[Chart and figure data]
--
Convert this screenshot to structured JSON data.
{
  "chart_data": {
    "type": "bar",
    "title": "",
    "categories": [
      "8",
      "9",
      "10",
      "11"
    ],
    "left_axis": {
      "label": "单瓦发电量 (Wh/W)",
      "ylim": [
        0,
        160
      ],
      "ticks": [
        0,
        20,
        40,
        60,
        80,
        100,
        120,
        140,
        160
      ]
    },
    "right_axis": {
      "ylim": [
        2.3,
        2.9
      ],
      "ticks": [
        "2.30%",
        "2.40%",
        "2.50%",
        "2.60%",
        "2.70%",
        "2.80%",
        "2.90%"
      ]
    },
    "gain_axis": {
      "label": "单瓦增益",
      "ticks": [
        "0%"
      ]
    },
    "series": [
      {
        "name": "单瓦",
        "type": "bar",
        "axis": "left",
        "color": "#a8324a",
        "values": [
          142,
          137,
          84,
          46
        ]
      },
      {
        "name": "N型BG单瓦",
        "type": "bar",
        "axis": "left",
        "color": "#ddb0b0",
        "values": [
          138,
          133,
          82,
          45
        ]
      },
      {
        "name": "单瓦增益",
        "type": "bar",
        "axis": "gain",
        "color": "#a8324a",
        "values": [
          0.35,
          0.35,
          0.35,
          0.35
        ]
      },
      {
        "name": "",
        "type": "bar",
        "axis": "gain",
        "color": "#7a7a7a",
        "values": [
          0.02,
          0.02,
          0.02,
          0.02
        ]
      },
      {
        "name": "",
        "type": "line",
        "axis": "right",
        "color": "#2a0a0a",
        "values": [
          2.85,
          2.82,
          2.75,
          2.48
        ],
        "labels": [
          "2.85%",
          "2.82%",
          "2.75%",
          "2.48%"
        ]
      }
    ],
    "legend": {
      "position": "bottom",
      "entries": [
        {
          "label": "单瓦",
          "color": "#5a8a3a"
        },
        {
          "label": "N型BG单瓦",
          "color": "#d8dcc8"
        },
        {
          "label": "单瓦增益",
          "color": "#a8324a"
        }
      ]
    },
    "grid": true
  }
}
--
_Exercise instructions_. Return all of the data exactly as it reads.

_Final answer_.
Convert this screenshot to structured JSON data.
{
  "chart_data": {
    "type": "bar",
    "title": "",
    "categories": [
      "8",
      "9",
      "10",
      "11"
    ],
    "left_axis": {
      "label": "单瓦发电量 (Wh/W)",
      "ylim": [
        0,
        160
      ],
      "ticks": [
        0,
        20,
        40,
        60,
        80,
        100,
        120,
        140,
        160
      ]
    },
    "right_axis": {
      "ylim": [
        2.3,
        2.9
      ],
      "ticks": [
        "2.30%",
        "2.40%",
        "2.50%",
        "2.60%",
        "2.70%",
        "2.80%",
        "2.90%"
      ]
    },
    "gain_axis": {
      "label": "单瓦增益",
      "ticks": [
        "0%"
      ]
    },
    "series": [
      {
        "name": "单瓦",
        "type": "bar",
        "axis": "left",
        "color": "#a8324a",
        "values": [
          142,
          137,
          84,
          46
        ]
      },
      {
        "name": "N型BG单瓦",
        "type": "bar",
        "axis": "left",
        "color": "#ddb0b0",
        "values": [
          138,
          133,
          82,
          45
        ]
      },
      {
        "name": "单瓦增益",
        "type": "bar",
        "axis": "gain",
        "color": "#a8324a",
        "values": [
          0.35,
          0.35,
          0.35,
          0.35
        ]
      },
      {
        "name": "",
        "type": "bar",
        "axis": "gain",
        "color": "#7a7a7a",
        "values": [
          0.02,
          0.02,
          0.02,
          0.02
        ]
      },
      {
        "name": "",
        "type": "line",
        "axis": "right",
        "color": "#2a0a0a",
        "values": [
          2.85,
          2.82,
          2.75,
          2.48
        ],
        "labels": [
          "2.85%",
          "2.82%",
          "2.75%",
          "2.48%"
        ]
      }
    ],
    "legend": {
      "position": "bottom",
      "entries": [
        {
          "label": "单瓦",
          "color": "#5a8a3a"
        },
        {
          "label": "N型BG单瓦",
          "color": "#d8dcc8"
        },
        {
          "label": "单瓦增益",
          "color": "#a8324a"
        }
      ]
    },
    "grid": true
  }
}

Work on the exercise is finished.